● **EXERCISE DETAILS**:
Sort through the entries below and pull out lines containing the word "εφέσεως".

Stored records
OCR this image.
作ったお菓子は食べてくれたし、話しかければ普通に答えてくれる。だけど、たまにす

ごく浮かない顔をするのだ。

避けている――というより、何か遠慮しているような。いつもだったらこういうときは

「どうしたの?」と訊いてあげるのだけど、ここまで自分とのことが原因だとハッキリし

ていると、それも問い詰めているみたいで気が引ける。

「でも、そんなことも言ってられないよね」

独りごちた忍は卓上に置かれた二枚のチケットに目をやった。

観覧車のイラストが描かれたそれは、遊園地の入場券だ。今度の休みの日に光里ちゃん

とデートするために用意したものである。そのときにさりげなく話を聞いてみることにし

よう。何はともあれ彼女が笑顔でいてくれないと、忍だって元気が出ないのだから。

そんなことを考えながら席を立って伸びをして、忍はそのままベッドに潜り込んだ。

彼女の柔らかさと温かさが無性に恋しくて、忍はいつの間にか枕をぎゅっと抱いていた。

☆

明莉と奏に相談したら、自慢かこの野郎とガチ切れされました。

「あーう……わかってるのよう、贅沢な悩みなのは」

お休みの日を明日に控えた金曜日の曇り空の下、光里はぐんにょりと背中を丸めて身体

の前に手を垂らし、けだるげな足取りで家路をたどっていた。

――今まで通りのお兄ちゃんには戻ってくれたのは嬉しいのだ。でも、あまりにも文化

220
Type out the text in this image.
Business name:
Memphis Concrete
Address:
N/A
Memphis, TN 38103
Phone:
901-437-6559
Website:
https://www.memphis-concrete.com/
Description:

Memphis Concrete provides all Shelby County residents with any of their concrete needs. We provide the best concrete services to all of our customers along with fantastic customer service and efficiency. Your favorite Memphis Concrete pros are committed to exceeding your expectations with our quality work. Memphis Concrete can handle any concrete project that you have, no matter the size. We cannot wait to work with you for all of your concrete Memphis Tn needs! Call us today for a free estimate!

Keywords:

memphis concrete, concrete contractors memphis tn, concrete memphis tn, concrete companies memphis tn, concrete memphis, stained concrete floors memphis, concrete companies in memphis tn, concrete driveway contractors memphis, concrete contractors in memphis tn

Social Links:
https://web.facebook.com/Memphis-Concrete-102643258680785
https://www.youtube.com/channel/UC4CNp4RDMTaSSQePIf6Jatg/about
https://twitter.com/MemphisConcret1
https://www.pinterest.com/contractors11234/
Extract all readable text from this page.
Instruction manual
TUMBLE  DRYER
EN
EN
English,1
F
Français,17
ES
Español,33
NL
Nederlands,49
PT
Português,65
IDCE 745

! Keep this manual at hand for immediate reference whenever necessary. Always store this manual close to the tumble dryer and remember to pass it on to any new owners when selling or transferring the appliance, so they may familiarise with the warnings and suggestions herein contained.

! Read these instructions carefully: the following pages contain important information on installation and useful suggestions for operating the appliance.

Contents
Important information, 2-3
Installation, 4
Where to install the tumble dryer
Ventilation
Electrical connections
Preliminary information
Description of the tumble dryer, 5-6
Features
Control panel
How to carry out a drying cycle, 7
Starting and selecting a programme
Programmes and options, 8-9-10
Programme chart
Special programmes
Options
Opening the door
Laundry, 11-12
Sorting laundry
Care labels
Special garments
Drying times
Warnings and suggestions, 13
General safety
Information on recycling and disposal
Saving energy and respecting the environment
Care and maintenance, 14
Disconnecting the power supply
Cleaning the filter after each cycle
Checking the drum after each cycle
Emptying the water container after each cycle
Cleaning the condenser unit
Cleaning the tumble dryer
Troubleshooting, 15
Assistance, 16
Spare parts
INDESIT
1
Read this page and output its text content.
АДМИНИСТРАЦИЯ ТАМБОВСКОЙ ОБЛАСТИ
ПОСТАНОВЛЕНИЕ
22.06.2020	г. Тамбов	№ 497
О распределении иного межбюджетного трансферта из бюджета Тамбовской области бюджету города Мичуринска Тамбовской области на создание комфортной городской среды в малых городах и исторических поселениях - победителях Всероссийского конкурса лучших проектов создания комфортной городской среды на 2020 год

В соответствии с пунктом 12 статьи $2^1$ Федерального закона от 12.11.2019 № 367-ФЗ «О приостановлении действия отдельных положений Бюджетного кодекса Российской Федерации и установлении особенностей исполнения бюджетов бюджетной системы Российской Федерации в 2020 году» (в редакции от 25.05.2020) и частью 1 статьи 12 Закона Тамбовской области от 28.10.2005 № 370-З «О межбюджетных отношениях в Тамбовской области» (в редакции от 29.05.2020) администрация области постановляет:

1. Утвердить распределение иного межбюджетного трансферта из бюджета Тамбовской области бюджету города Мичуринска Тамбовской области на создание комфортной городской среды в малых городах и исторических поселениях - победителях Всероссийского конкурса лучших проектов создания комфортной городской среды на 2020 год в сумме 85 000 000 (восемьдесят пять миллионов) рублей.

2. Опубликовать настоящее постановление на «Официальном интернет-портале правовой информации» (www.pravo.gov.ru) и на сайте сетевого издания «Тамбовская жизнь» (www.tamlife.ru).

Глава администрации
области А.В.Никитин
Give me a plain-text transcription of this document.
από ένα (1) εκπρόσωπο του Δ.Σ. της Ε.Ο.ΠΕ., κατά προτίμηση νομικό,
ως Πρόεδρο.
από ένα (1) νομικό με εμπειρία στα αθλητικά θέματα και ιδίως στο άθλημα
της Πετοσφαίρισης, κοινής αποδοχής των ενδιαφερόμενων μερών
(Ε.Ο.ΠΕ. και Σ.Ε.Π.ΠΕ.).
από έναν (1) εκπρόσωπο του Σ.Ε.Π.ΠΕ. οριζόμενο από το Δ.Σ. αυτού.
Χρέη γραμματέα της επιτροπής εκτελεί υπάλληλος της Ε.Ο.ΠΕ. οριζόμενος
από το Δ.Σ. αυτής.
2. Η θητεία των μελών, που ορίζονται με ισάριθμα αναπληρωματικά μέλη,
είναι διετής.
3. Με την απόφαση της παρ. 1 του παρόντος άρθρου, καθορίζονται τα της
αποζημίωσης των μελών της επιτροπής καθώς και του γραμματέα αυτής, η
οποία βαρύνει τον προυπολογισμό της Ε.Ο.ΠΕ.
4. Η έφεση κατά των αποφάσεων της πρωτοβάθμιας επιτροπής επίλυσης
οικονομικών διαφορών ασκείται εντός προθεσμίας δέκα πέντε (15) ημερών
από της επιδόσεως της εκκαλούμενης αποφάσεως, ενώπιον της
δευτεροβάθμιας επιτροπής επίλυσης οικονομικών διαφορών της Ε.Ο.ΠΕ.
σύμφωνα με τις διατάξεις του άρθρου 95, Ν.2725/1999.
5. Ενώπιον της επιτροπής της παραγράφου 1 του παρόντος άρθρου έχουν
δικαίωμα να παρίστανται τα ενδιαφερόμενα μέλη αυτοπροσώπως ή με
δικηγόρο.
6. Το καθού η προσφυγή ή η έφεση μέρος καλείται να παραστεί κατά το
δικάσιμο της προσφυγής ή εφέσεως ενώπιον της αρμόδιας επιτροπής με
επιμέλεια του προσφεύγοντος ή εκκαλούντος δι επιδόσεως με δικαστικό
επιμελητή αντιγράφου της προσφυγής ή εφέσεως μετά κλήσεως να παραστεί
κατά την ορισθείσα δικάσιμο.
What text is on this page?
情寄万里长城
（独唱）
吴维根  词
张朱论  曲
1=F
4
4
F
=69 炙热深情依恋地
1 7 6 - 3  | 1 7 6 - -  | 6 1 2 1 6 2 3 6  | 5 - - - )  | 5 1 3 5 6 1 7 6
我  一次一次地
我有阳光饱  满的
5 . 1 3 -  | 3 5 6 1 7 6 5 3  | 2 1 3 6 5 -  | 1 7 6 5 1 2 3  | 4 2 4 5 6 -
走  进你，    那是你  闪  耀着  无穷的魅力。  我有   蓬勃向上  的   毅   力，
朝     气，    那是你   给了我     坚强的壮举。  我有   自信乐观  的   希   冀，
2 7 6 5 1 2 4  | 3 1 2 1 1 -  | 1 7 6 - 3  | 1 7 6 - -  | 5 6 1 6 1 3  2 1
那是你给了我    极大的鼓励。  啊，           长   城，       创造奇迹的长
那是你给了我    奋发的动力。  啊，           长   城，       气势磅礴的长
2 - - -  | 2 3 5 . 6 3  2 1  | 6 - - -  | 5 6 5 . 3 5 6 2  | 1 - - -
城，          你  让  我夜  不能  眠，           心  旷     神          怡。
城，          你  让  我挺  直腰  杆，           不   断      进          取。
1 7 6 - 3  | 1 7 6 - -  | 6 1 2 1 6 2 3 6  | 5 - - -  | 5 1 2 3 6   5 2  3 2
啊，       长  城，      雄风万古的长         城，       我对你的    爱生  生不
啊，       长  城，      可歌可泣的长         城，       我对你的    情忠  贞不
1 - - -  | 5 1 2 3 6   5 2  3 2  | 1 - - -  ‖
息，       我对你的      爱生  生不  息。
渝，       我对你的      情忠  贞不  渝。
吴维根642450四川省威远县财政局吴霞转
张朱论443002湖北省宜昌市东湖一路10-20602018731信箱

● **RESPONSE BELOW**:
δικάσιμο της προσφυγής ή εφέσεως ενώπιον της αρμόδιας επιτροπής με
επιμελητή αντιγράφου της προσφυγής ή εφέσεως μετά κλήσεως να παραστεί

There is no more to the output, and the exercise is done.